What to work on: Output the data word for word, dropping every image.

Material supplied:
__________

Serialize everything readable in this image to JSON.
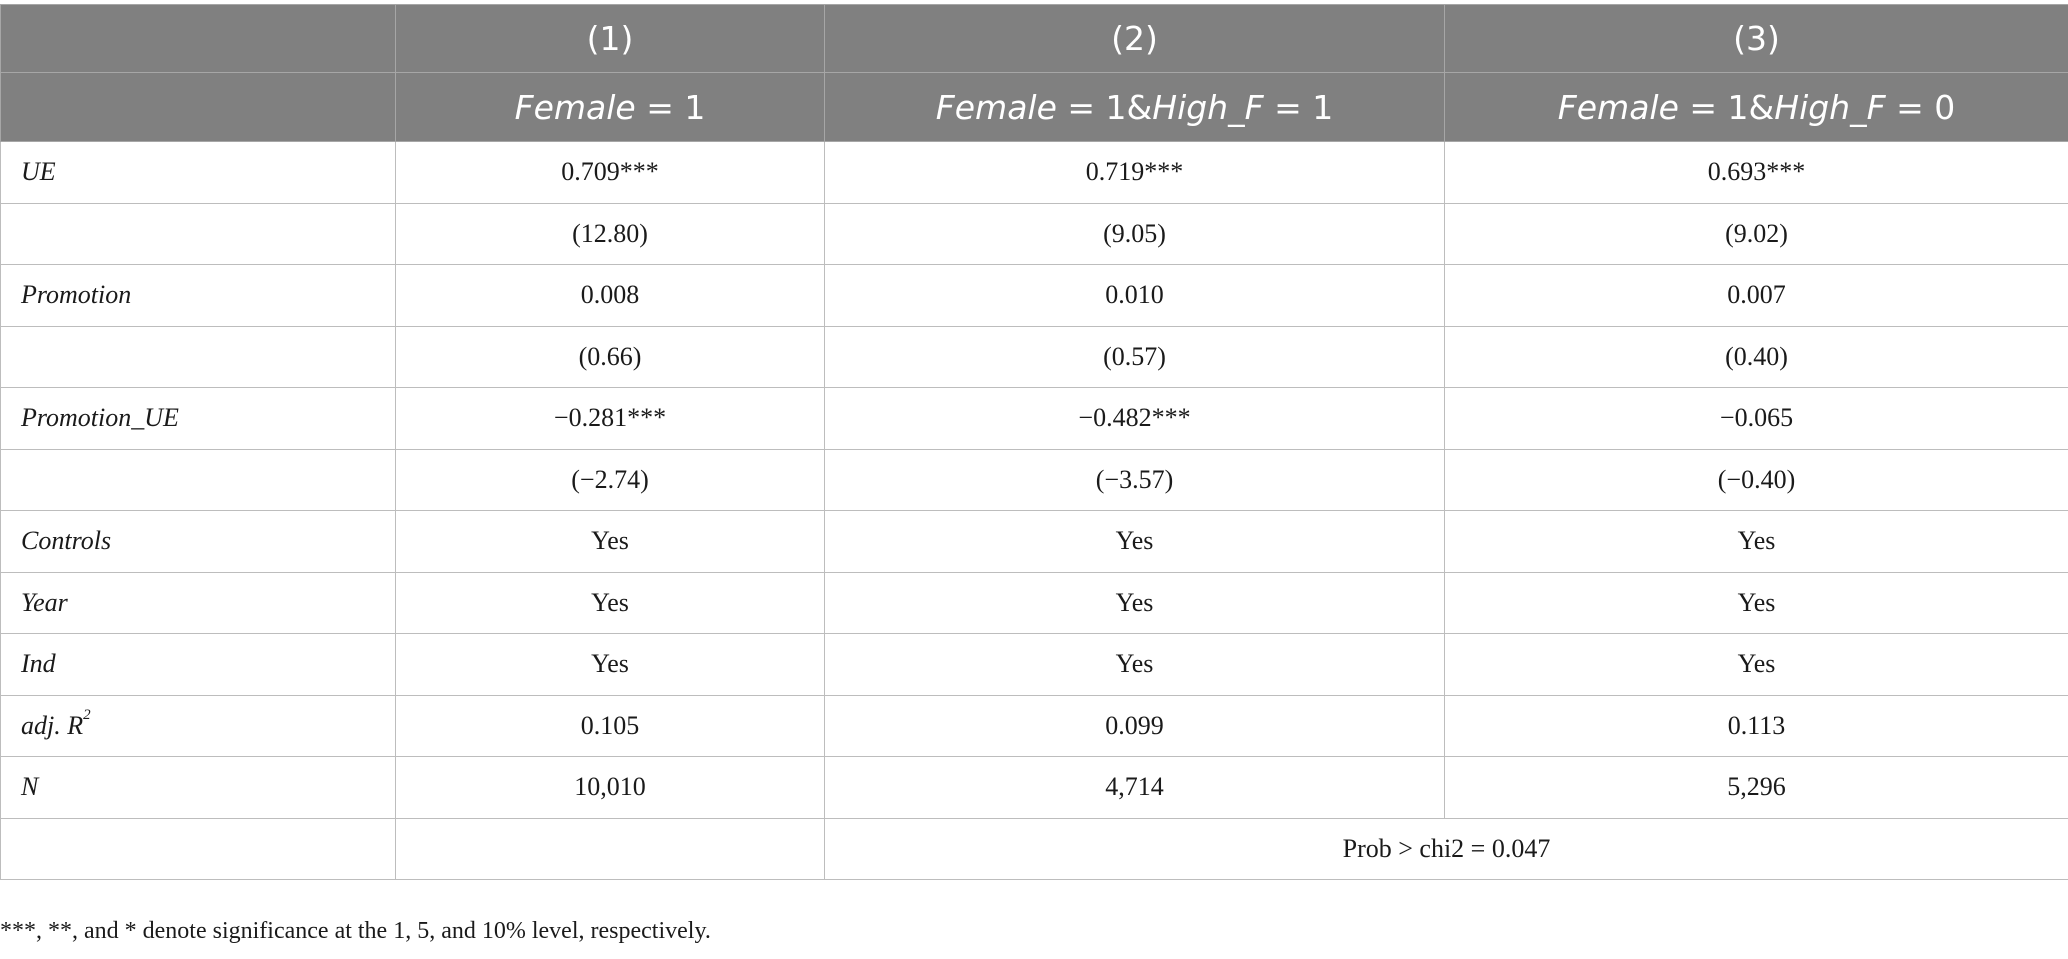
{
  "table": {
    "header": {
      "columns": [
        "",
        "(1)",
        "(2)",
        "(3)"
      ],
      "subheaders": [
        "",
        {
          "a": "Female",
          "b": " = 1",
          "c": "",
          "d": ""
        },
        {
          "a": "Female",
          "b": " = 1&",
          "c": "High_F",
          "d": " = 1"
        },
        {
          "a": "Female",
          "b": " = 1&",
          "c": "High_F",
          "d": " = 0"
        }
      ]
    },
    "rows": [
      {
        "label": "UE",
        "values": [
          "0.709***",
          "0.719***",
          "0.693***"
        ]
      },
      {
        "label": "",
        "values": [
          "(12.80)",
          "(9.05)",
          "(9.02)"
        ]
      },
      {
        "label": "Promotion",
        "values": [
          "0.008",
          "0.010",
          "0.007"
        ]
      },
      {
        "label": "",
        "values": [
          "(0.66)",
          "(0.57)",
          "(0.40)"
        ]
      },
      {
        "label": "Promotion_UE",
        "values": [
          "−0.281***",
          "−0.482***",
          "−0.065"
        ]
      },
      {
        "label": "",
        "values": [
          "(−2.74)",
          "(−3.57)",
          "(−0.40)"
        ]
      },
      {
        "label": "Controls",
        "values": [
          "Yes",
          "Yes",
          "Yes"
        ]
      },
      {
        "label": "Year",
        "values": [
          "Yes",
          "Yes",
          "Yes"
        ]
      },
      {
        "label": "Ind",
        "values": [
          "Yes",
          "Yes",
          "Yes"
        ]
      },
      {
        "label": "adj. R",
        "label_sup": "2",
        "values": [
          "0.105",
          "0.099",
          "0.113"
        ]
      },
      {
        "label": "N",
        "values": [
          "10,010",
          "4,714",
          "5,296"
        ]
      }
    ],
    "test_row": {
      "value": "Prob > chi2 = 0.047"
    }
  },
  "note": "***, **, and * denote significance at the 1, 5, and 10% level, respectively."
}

__________

Answer in full:
Serialize everything readable in this image to JSON.
{
  "table": {
    "header": {
      "columns": [
        "",
        "(1)",
        "(2)",
        "(3)"
      ],
      "subheaders": [
        "",
        {
          "a": "Female",
          "b": " = 1",
          "c": "",
          "d": ""
        },
        {
          "a": "Female",
          "b": " = 1&",
          "c": "High_F",
          "d": " = 1"
        },
        {
          "a": "Female",
          "b": " = 1&",
          "c": "High_F",
          "d": " = 0"
        }
      ]
    },
    "rows": [
      {
        "label": "UE",
        "values": [
          "0.709***",
          "0.719***",
          "0.693***"
        ]
      },
      {
        "label": "",
        "values": [
          "(12.80)",
          "(9.05)",
          "(9.02)"
        ]
      },
      {
        "label": "Promotion",
        "values": [
          "0.008",
          "0.010",
          "0.007"
        ]
      },
      {
        "label": "",
        "values": [
          "(0.66)",
          "(0.57)",
          "(0.40)"
        ]
      },
      {
        "label": "Promotion_UE",
        "values": [
          "−0.281***",
          "−0.482***",
          "−0.065"
        ]
      },
      {
        "label": "",
        "values": [
          "(−2.74)",
          "(−3.57)",
          "(−0.40)"
        ]
      },
      {
        "label": "Controls",
        "values": [
          "Yes",
          "Yes",
          "Yes"
        ]
      },
      {
        "label": "Year",
        "values": [
          "Yes",
          "Yes",
          "Yes"
        ]
      },
      {
        "label": "Ind",
        "values": [
          "Yes",
          "Yes",
          "Yes"
        ]
      },
      {
        "label": "adj. R",
        "label_sup": "2",
        "values": [
          "0.105",
          "0.099",
          "0.113"
        ]
      },
      {
        "label": "N",
        "values": [
          "10,010",
          "4,714",
          "5,296"
        ]
      }
    ],
    "test_row": {
      "value": "Prob > chi2 = 0.047"
    }
  },
  "note": "***, **, and * denote significance at the 1, 5, and 10% level, respectively."
}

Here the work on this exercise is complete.